• EXERCISES
**1)** From the text on Symi, quote the passage from "No black cat" to "time in port!".
**2)** Answer these questions from the text on Symi:
(a) Who goes up to the cemetery every day to tend the graves?
(b) According to the boast that was overheard, how much does the boat cost per hour in fuel alone?
(c) What is the building on the left in the picturesque lane in the harbour?

The Golden Light of August

Every day, without fail, the widows of Symi go up to the cemetery to tend the graves of the departed, making sure that there is oil in the lamps and that everything is neat and tidy.  I often see ladies in black heading home as I set off for work early in the morning.

Judging by the number of paw prints in the dust this old tom cat has been using the bonnet of this pick up truck as a vantage point for some time.

Boats, boats and more boats.

No black cat today, just some very expensive toys.  I overheard one chap bragging that his boat costs 600 euros per hour in fuel alone - no wonder they spend so much time in port!

Ruined mansions on the Kali Strata in the golden light of early morning.

One of the many picturesque lanes in the harbour.  The building on the left is the Albatros Hotel.

Up close and personal - a rare photograph of a cicada.  This chap was really holding his breath when we took the photograph but burst into deafening song once the threat had past.

• DATA ROWS
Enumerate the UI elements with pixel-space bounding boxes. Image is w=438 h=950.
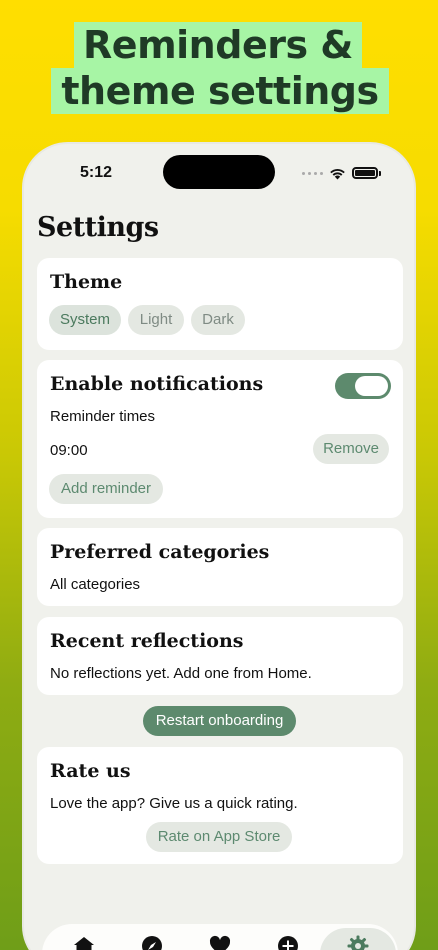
promo-line-1: Reminders &: [74, 22, 362, 68]
add-reminder-button[interactable]: Add reminder: [49, 474, 163, 504]
plus-circle-icon[interactable]: [276, 934, 300, 950]
tab-bar: [42, 924, 398, 950]
reflections-card: Recent reflections No reflections yet. A…: [37, 617, 403, 695]
rate-card: Rate us Love the app? Give us a quick ra…: [37, 747, 403, 864]
theme-option-system[interactable]: System: [49, 305, 121, 335]
categories-title: Preferred categories: [50, 541, 270, 563]
signal-icon: [302, 171, 323, 175]
status-time: 5:12: [80, 164, 113, 181]
rate-title: Rate us: [50, 760, 131, 782]
page-title: Settings: [37, 212, 159, 243]
reminder-time: 09:00: [50, 442, 88, 459]
remove-reminder-button[interactable]: Remove: [313, 434, 389, 464]
promo-line-2: theme settings: [51, 68, 389, 114]
status-icons: [302, 166, 381, 180]
theme-title: Theme: [50, 271, 123, 293]
notifications-card: Enable notifications Reminder times 09:0…: [37, 360, 403, 518]
toggle-knob: [355, 376, 388, 396]
heart-icon[interactable]: [208, 934, 232, 950]
phone-frame: 5:12 Settings Theme System Light Dark En…: [22, 142, 416, 950]
reminder-times-label: Reminder times: [50, 408, 156, 425]
wifi-icon: [330, 168, 345, 179]
home-icon[interactable]: [72, 934, 96, 950]
battery-tip: [379, 170, 381, 176]
rate-app-store-button[interactable]: Rate on App Store: [146, 822, 292, 852]
dynamic-island: [163, 155, 275, 189]
theme-card: Theme System Light Dark: [37, 258, 403, 350]
reflections-empty-text: No reflections yet. Add one from Home.: [50, 665, 312, 682]
notifications-title: Enable notifications: [50, 373, 264, 395]
categories-value: All categories: [50, 576, 141, 593]
theme-option-light[interactable]: Light: [128, 305, 184, 335]
gear-icon[interactable]: [346, 934, 370, 950]
restart-onboarding-button[interactable]: Restart onboarding: [143, 706, 296, 736]
notifications-toggle[interactable]: [335, 373, 391, 399]
theme-option-dark[interactable]: Dark: [191, 305, 245, 335]
battery-icon: [352, 167, 378, 179]
categories-card[interactable]: Preferred categories All categories: [37, 528, 403, 606]
compass-icon[interactable]: [140, 934, 164, 950]
rate-text: Love the app? Give us a quick rating.: [50, 795, 298, 812]
reflections-title: Recent reflections: [50, 630, 244, 652]
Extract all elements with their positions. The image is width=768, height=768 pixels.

• ANSWERS FOR THE EXERCISE
**1)**
No black cat today, just some very expensive toys.  I overheard one chap bragging that his boat costs 600 euros per hour in fuel alone - no wonder they spend so much time in port!

**2)**
(a) The widows of Symi.
(b) 600 euros per hour.
(c) The Albatros Hotel.